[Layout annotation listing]
■ ■ ■ ■

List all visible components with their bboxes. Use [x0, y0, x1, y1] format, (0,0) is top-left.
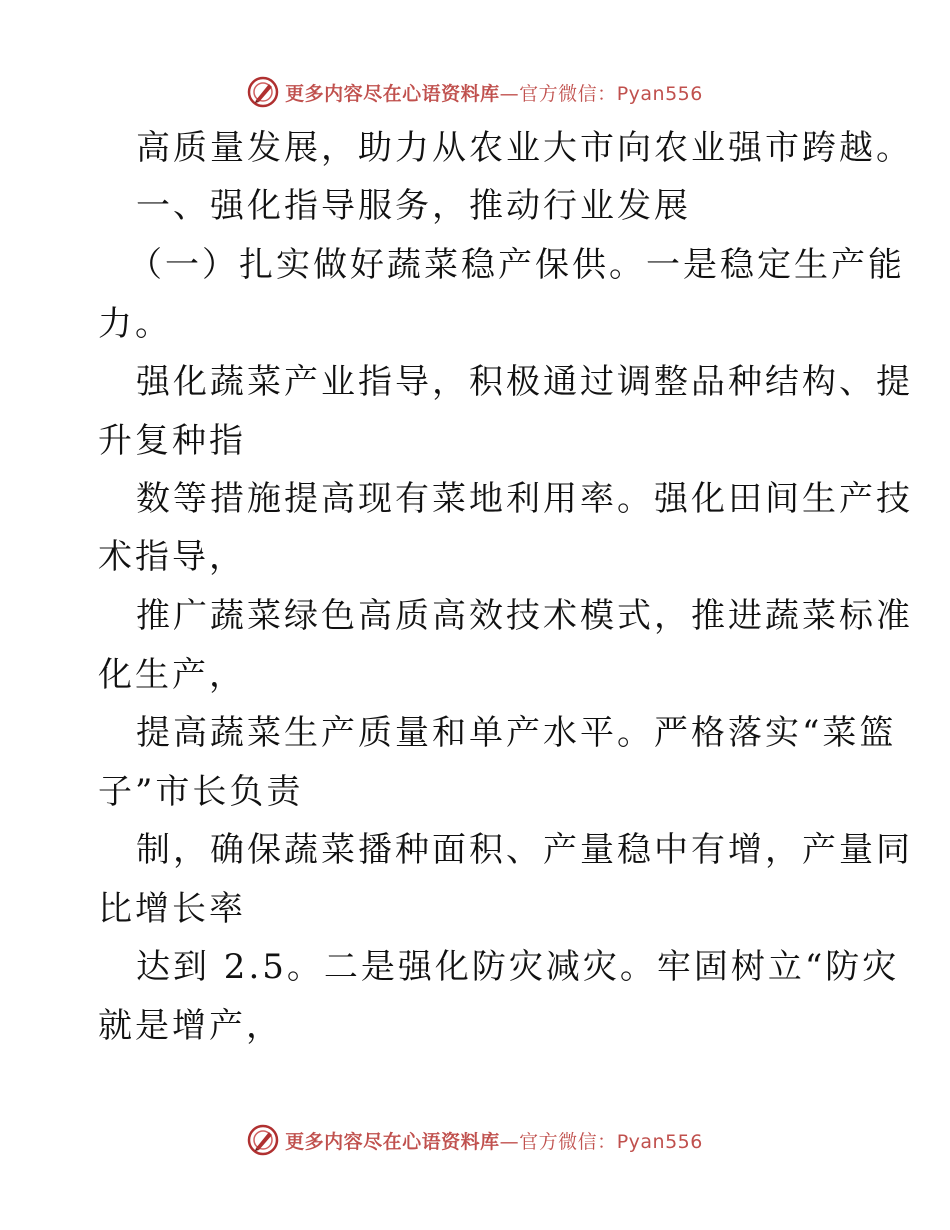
watermark-dash: —: [499, 82, 520, 105]
watermark-site: 更多内容尽在心语资料库: [285, 82, 500, 105]
watermark-wechat-id: Pyan556: [616, 1130, 703, 1153]
text-line: 化生产，: [98, 655, 246, 695]
subsection-heading: （一）扎实做好蔬菜稳产保供。一是稳定生产能: [128, 245, 905, 285]
watermark-site: 更多内容尽在心语资料库: [285, 1130, 500, 1153]
text-line: 强化蔬菜产业指导，积极通过调整品种结构、提: [136, 362, 913, 402]
watermark-dash: —: [499, 1130, 520, 1153]
watermark-text: [285, 1127, 703, 1154]
text-line: 升复种指: [98, 421, 246, 461]
text-line: 就是增产，: [98, 1006, 283, 1046]
section-heading: 一、强化指导服务，推动行业发展: [136, 186, 691, 226]
text-line: 提高蔬菜生产质量和单产水平。严格落实“菜篮: [136, 713, 897, 753]
watermark-footer: [0, 1120, 950, 1160]
text-line: 推广蔬菜绿色高质高效技术模式，推进蔬菜标准: [136, 596, 913, 636]
text-line: 制，确保蔬菜播种面积、产量稳中有增，产量同: [136, 830, 913, 870]
text-line: 高质量发展，助力从农业大市向农业强市跨越。: [136, 128, 913, 168]
text-line: 比增长率: [98, 889, 246, 929]
pen-logo-icon: [247, 1124, 279, 1156]
text-line: 数等措施提高现有菜地利用率。强化田间生产技: [136, 479, 913, 519]
watermark-wechat-label: 官方微信：: [519, 82, 617, 105]
text-line: 达到 2.5。二是强化防灾减灾。牢固树立“防灾: [136, 947, 900, 987]
watermark-wechat-label: 官方微信：: [519, 1130, 617, 1153]
text-line: 术指导，: [98, 537, 246, 577]
text-line: 子”市长负责: [98, 772, 304, 812]
text-line: 力。: [98, 304, 172, 344]
watermark-wechat-id: Pyan556: [616, 82, 703, 105]
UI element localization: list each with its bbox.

■ ■ ■ ■

(DIRECTIVE): Reproduce the whole listing above word for word, but leave out the pictures.

(THE SOLUTION):
List all visible components with their bboxes. Use [x0, y0, x1, y1] format, (0,0) is top-left.
watermark-dash: —: [499, 82, 520, 105]
watermark-site: 更多内容尽在心语资料库: [285, 82, 500, 105]
watermark-wechat-id: Pyan556: [616, 1130, 703, 1153]
text-line: 化生产，: [98, 655, 246, 695]
subsection-heading: （一）扎实做好蔬菜稳产保供。一是稳定生产能: [128, 245, 905, 285]
watermark-site: 更多内容尽在心语资料库: [285, 1130, 500, 1153]
text-line: 强化蔬菜产业指导，积极通过调整品种结构、提: [136, 362, 913, 402]
watermark-dash: —: [499, 1130, 520, 1153]
watermark-text: [285, 1127, 703, 1154]
text-line: 升复种指: [98, 421, 246, 461]
text-line: 就是增产，: [98, 1006, 283, 1046]
section-heading: 一、强化指导服务，推动行业发展: [136, 186, 691, 226]
text-line: 提高蔬菜生产质量和单产水平。严格落实“菜篮: [136, 713, 897, 753]
watermark-footer: [0, 1120, 950, 1160]
text-line: 推广蔬菜绿色高质高效技术模式，推进蔬菜标准: [136, 596, 913, 636]
text-line: 制，确保蔬菜播种面积、产量稳中有增，产量同: [136, 830, 913, 870]
text-line: 高质量发展，助力从农业大市向农业强市跨越。: [136, 128, 913, 168]
text-line: 比增长率: [98, 889, 246, 929]
pen-logo-icon: [247, 1124, 279, 1156]
text-line: 数等措施提高现有菜地利用率。强化田间生产技: [136, 479, 913, 519]
watermark-wechat-label: 官方微信：: [519, 82, 617, 105]
text-line: 达到 2.5。二是强化防灾减灾。牢固树立“防灾: [136, 947, 900, 987]
watermark-wechat-label: 官方微信：: [519, 1130, 617, 1153]
text-line: 术指导，: [98, 537, 246, 577]
text-line: 子”市长负责: [98, 772, 304, 812]
text-line: 力。: [98, 304, 172, 344]
watermark-wechat-id: Pyan556: [616, 82, 703, 105]
UI element localization: list each with its bbox.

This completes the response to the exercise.